Tally the lines in the listing below that contain "المضمضة" and report the tally alone.

★ ★ ★ ★ ★ ★ ★

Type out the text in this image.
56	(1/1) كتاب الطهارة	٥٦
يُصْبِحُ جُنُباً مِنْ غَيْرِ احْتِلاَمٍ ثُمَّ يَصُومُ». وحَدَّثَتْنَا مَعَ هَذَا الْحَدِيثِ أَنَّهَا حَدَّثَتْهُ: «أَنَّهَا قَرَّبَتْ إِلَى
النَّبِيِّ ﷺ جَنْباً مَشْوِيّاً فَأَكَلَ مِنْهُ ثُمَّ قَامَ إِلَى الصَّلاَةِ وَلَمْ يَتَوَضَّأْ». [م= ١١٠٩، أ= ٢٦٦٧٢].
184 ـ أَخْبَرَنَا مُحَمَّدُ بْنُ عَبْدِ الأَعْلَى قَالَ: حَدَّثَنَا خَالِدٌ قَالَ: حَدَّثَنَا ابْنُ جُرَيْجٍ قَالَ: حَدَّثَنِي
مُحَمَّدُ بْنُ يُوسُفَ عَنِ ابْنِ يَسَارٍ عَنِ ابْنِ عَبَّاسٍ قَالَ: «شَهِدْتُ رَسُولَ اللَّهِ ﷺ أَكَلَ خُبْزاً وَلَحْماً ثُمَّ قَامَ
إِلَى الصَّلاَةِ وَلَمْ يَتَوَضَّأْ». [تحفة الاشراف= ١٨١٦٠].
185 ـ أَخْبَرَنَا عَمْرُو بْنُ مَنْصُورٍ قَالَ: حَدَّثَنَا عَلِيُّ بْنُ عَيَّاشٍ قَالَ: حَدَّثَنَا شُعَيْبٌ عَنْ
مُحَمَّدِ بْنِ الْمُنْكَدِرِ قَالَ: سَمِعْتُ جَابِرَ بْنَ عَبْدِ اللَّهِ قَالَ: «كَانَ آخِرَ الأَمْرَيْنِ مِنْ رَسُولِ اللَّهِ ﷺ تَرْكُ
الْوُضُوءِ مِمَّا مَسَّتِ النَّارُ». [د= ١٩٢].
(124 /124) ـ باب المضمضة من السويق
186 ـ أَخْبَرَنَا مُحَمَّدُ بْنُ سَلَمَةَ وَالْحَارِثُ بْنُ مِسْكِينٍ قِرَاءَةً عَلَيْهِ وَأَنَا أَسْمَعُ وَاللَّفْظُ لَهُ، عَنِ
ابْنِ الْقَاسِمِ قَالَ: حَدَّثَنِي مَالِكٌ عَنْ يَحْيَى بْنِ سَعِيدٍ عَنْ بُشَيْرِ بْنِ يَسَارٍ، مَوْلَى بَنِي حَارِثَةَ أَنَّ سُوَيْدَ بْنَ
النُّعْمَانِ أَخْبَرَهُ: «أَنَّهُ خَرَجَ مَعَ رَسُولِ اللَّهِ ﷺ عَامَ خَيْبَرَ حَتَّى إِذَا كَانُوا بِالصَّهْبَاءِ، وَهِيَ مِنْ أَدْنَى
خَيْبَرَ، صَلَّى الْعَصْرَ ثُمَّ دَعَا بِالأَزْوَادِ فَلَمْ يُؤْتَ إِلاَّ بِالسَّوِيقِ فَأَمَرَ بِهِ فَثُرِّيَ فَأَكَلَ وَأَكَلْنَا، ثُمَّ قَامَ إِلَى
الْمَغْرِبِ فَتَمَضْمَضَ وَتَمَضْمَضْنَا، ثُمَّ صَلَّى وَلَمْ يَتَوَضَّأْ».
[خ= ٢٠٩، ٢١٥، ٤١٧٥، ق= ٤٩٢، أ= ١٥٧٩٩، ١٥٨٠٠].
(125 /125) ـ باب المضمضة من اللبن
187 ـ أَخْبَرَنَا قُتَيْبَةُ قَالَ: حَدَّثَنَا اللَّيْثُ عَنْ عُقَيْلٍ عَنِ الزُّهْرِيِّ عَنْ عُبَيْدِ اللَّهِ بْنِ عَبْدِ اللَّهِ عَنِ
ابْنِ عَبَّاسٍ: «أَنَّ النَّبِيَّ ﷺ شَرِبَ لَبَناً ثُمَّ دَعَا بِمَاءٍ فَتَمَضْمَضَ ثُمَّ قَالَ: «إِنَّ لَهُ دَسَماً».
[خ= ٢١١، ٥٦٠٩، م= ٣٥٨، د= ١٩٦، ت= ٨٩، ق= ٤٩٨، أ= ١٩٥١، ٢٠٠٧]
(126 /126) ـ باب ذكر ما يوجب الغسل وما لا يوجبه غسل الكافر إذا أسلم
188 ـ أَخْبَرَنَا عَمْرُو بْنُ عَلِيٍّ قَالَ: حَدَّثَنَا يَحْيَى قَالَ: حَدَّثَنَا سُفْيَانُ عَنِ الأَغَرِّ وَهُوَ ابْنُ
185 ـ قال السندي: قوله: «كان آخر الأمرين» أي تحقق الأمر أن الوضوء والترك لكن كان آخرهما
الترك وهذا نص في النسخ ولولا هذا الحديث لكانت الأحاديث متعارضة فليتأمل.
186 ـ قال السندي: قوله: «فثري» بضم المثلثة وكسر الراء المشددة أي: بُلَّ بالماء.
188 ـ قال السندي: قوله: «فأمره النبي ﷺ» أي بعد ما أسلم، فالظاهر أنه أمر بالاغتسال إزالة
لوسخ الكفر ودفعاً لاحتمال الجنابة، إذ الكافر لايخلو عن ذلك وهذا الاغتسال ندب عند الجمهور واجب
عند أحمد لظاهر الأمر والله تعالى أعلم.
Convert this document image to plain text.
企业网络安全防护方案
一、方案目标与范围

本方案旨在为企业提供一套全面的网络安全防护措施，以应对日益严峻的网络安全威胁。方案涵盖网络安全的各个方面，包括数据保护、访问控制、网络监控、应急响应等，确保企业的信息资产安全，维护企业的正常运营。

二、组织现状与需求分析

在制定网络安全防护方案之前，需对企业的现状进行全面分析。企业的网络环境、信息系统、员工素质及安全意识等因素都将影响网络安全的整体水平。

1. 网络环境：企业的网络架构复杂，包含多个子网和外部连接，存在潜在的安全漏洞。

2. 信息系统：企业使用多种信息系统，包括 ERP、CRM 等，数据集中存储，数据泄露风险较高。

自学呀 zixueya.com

★ ★ ★ ★ ★ ★ ★

• EXERCISE ANSWER: 2